_Brief_. Write the material out again, line by line, exactly as it is.

%%

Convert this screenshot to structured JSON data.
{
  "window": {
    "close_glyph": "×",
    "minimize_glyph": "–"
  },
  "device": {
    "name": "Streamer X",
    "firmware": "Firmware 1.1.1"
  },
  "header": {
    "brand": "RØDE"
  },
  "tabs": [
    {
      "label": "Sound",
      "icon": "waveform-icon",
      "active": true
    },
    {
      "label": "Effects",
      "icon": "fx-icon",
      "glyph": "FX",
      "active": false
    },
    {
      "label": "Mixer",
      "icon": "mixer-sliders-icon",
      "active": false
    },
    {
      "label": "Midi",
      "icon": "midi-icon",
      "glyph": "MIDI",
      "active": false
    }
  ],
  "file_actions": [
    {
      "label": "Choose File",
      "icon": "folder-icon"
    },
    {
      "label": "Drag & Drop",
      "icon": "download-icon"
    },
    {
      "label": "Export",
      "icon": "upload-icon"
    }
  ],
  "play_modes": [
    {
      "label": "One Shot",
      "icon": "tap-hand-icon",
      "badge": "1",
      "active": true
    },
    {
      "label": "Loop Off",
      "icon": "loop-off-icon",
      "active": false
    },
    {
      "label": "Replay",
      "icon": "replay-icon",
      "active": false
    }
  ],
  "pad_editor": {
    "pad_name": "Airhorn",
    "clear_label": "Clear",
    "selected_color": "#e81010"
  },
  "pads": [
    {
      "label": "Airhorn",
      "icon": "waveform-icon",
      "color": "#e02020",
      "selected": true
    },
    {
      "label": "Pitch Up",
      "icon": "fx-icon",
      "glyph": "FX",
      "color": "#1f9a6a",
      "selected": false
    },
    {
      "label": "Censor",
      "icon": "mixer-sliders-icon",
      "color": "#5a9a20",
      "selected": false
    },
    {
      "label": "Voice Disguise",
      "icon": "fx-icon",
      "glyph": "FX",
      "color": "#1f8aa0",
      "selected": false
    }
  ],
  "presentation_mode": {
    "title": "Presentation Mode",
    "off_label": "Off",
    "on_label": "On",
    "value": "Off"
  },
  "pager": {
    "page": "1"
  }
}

%%

_Response for this exercise_.
Convert this screenshot to structured JSON data.
{
  "window": {
    "close_glyph": "×",
    "minimize_glyph": "–"
  },
  "device": {
    "name": "Streamer X",
    "firmware": "Firmware 1.1.1"
  },
  "header": {
    "brand": "RØDE"
  },
  "tabs": [
    {
      "label": "Sound",
      "icon": "waveform-icon",
      "active": true
    },
    {
      "label": "Effects",
      "icon": "fx-icon",
      "glyph": "FX",
      "active": false
    },
    {
      "label": "Mixer",
      "icon": "mixer-sliders-icon",
      "active": false
    },
    {
      "label": "Midi",
      "icon": "midi-icon",
      "glyph": "MIDI",
      "active": false
    }
  ],
  "file_actions": [
    {
      "label": "Choose File",
      "icon": "folder-icon"
    },
    {
      "label": "Drag & Drop",
      "icon": "download-icon"
    },
    {
      "label": "Export",
      "icon": "upload-icon"
    }
  ],
  "play_modes": [
    {
      "label": "One Shot",
      "icon": "tap-hand-icon",
      "badge": "1",
      "active": true
    },
    {
      "label": "Loop Off",
      "icon": "loop-off-icon",
      "active": false
    },
    {
      "label": "Replay",
      "icon": "replay-icon",
      "active": false
    }
  ],
  "pad_editor": {
    "pad_name": "Airhorn",
    "clear_label": "Clear",
    "selected_color": "#e81010"
  },
  "pads": [
    {
      "label": "Airhorn",
      "icon": "waveform-icon",
      "color": "#e02020",
      "selected": true
    },
    {
      "label": "Pitch Up",
      "icon": "fx-icon",
      "glyph": "FX",
      "color": "#1f9a6a",
      "selected": false
    },
    {
      "label": "Censor",
      "icon": "mixer-sliders-icon",
      "color": "#5a9a20",
      "selected": false
    },
    {
      "label": "Voice Disguise",
      "icon": "fx-icon",
      "glyph": "FX",
      "color": "#1f8aa0",
      "selected": false
    }
  ],
  "presentation_mode": {
    "title": "Presentation Mode",
    "off_label": "Off",
    "on_label": "On",
    "value": "Off"
  },
  "pager": {
    "page": "1"
  }
}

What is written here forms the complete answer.